● **Instructions for the task**:
Return every record below exactly as written, omitting any pictures.
--------------------
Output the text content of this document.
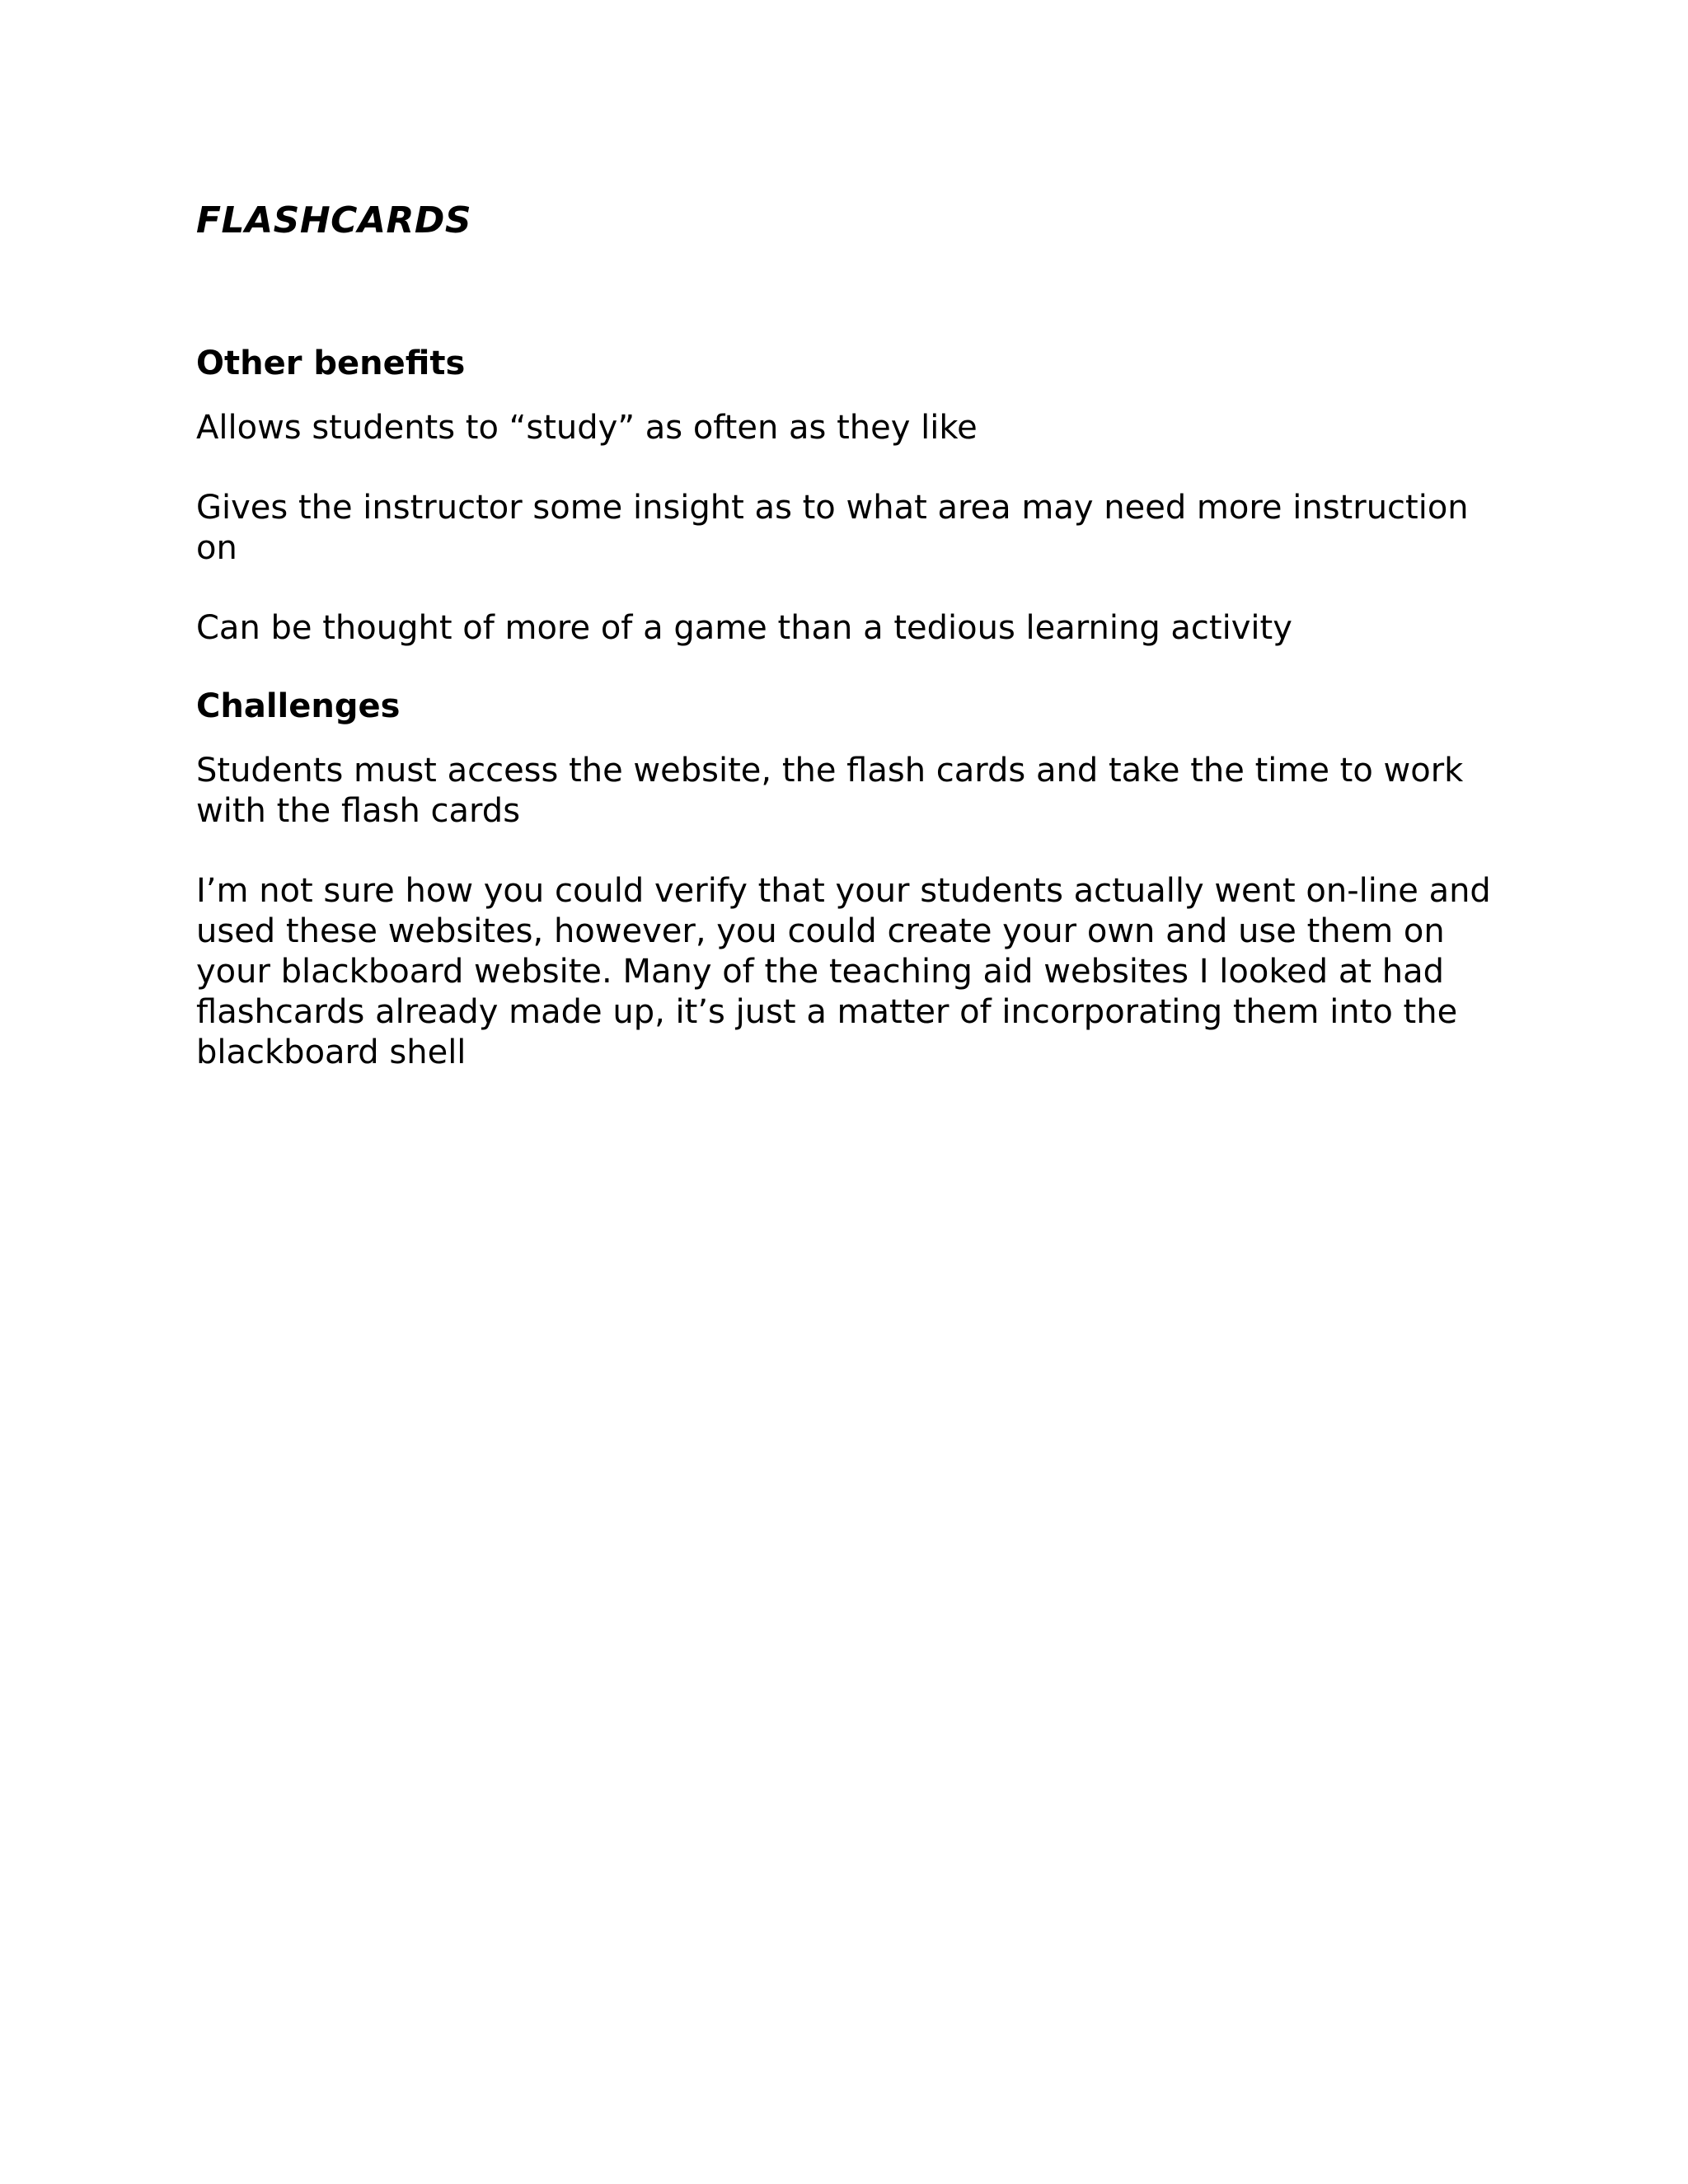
FLASHCARDS
Other benefits

Allows students to “study” as often as they like

Gives the instructor some insight as to what area may need more instruction on

Can be thought of more of a game than a tedious learning activity

Challenges

Students must access the website, the flash cards and take the time to work with the flash cards

I’m not sure how you could verify that your students actually went on-line and used these websites, however, you could create your own and use them on your blackboard website. Many of the teaching aid websites I looked at had flashcards already made up, it’s just a matter of incorporating them into the blackboard shell
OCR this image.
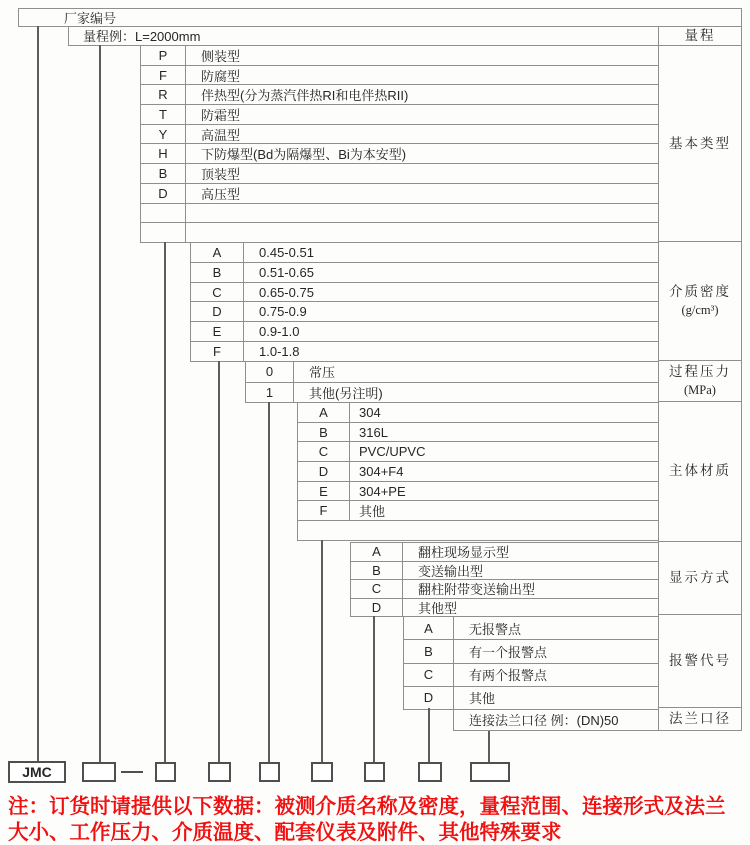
厂家编号
量程例：L=2000mm
P	侧装型
F	防腐型
R	伴热型(分为蒸汽伴热RI和电伴热RII)
T	防霜型
Y	高温型
H	下防爆型(Bd为隔爆型、Bi为本安型)
B	顶装型
D	高压型
A	0.45-0.51
B	0.51-0.65
C	0.65-0.75
D	0.75-0.9
E	0.9-1.0
F	1.0-1.8
0	常压
1	其他(另注明)
A	304
B	316L
C	PVC/UPVC
D	304+F4
E	304+PE
F	其他
A	翻柱现场显示型
B	变送输出型
C	翻柱附带变送输出型
D	其他型
A	无报警点
B	有一个报警点
C	有两个报警点
D	其他
连接法兰口径 例：(DN)50
量程
基本类型
介质密度
(g/cm³)
过程压力
(MPa)
主体材质
显示方式
报警代号
法兰口径
JMC
注：订货时请提供以下数据：被测介质名称及密度，量程范围、连接形式及法兰
大小、工作压力、介质温度、配套仪表及附件、其他特殊要求
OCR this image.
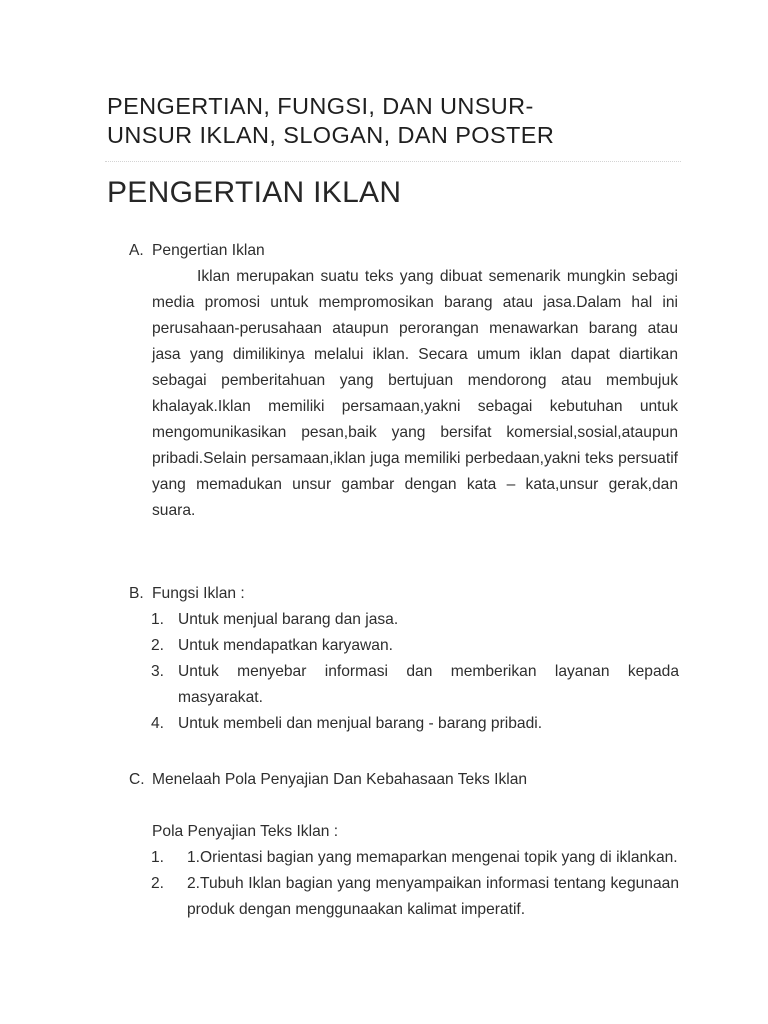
PENGERTIAN, FUNGSI, DAN UNSUR-
UNSUR IKLAN, SLOGAN, DAN POSTER
PENGERTIAN IKLAN
A. Pengertian Iklan

Iklan merupakan suatu teks yang dibuat semenarik mungkin sebagi media promosi untuk mempromosikan barang atau jasa.Dalam hal ini perusahaan-perusahaan ataupun perorangan menawarkan barang atau jasa yang dimilikinya melalui iklan. Secara umum iklan dapat diartikan sebagai pemberitahuan yang bertujuan mendorong atau membujuk khalayak.Iklan memiliki persamaan,yakni sebagai kebutuhan untuk mengomunikasikan pesan,baik yang bersifat komersial,sosial,ataupun pribadi.Selain persamaan,iklan juga memiliki perbedaan,yakni teks persuatif yang memadukan unsur gambar dengan kata – kata,unsur gerak,dan suara.

B. Fungsi Iklan :
1. Untuk menjual barang dan jasa.
2. Untuk mendapatkan karyawan.
3. Untuk menyebar informasi dan memberikan layanan kepada masyarakat.
4. Untuk membeli dan menjual barang - barang pribadi.
C. Menelaah Pola Penyajian Dan Kebahasaan Teks Iklan
Pola Penyajian Teks Iklan :
1.	1.Orientasi bagian yang memaparkan mengenai topik yang di iklankan.
2.	2.Tubuh Iklan bagian yang menyampaikan informasi tentang kegunaan produk dengan menggunaakan kalimat imperatif.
--------------------
● **Output**:
Output the text content of this document.
FLASHCARDS
Other benefits

Allows students to “study” as often as they like

Gives the instructor some insight as to what area may need more instruction on

Can be thought of more of a game than a tedious learning activity

Challenges

Students must access the website, the flash cards and take the time to work with the flash cards

I’m not sure how you could verify that your students actually went on-line and used these websites, however, you could create your own and use them on your blackboard website. Many of the teaching aid websites I looked at had flashcards already made up, it’s just a matter of incorporating them into the blackboard shell
OCR this image.
厂家编号
量程例：L=2000mm
P	侧装型
F	防腐型
R	伴热型(分为蒸汽伴热RI和电伴热RII)
T	防霜型
Y	高温型
H	下防爆型(Bd为隔爆型、Bi为本安型)
B	顶装型
D	高压型
A	0.45-0.51
B	0.51-0.65
C	0.65-0.75
D	0.75-0.9
E	0.9-1.0
F	1.0-1.8
0	常压
1	其他(另注明)
A	304
B	316L
C	PVC/UPVC
D	304+F4
E	304+PE
F	其他
A	翻柱现场显示型
B	变送输出型
C	翻柱附带变送输出型
D	其他型
A	无报警点
B	有一个报警点
C	有两个报警点
D	其他
连接法兰口径 例：(DN)50
量程
基本类型
介质密度
(g/cm³)
过程压力
(MPa)
主体材质
显示方式
报警代号
法兰口径
JMC
注：订货时请提供以下数据：被测介质名称及密度，量程范围、连接形式及法兰
大小、工作压力、介质温度、配套仪表及附件、其他特殊要求
OCR this image.
PENGERTIAN, FUNGSI, DAN UNSUR-
UNSUR IKLAN, SLOGAN, DAN POSTER
PENGERTIAN IKLAN
A. Pengertian Iklan

Iklan merupakan suatu teks yang dibuat semenarik mungkin sebagi media promosi untuk mempromosikan barang atau jasa.Dalam hal ini perusahaan-perusahaan ataupun perorangan menawarkan barang atau jasa yang dimilikinya melalui iklan. Secara umum iklan dapat diartikan sebagai pemberitahuan yang bertujuan mendorong atau membujuk khalayak.Iklan memiliki persamaan,yakni sebagai kebutuhan untuk mengomunikasikan pesan,baik yang bersifat komersial,sosial,ataupun pribadi.Selain persamaan,iklan juga memiliki perbedaan,yakni teks persuatif yang memadukan unsur gambar dengan kata – kata,unsur gerak,dan suara.

B. Fungsi Iklan :
1. Untuk menjual barang dan jasa.
2. Untuk mendapatkan karyawan.
3. Untuk menyebar informasi dan memberikan layanan kepada masyarakat.
4. Untuk membeli dan menjual barang - barang pribadi.
C. Menelaah Pola Penyajian Dan Kebahasaan Teks Iklan
Pola Penyajian Teks Iklan :
1.	1.Orientasi bagian yang memaparkan mengenai topik yang di iklankan.
2.	2.Tubuh Iklan bagian yang menyampaikan informasi tentang kegunaan produk dengan menggunaakan kalimat imperatif.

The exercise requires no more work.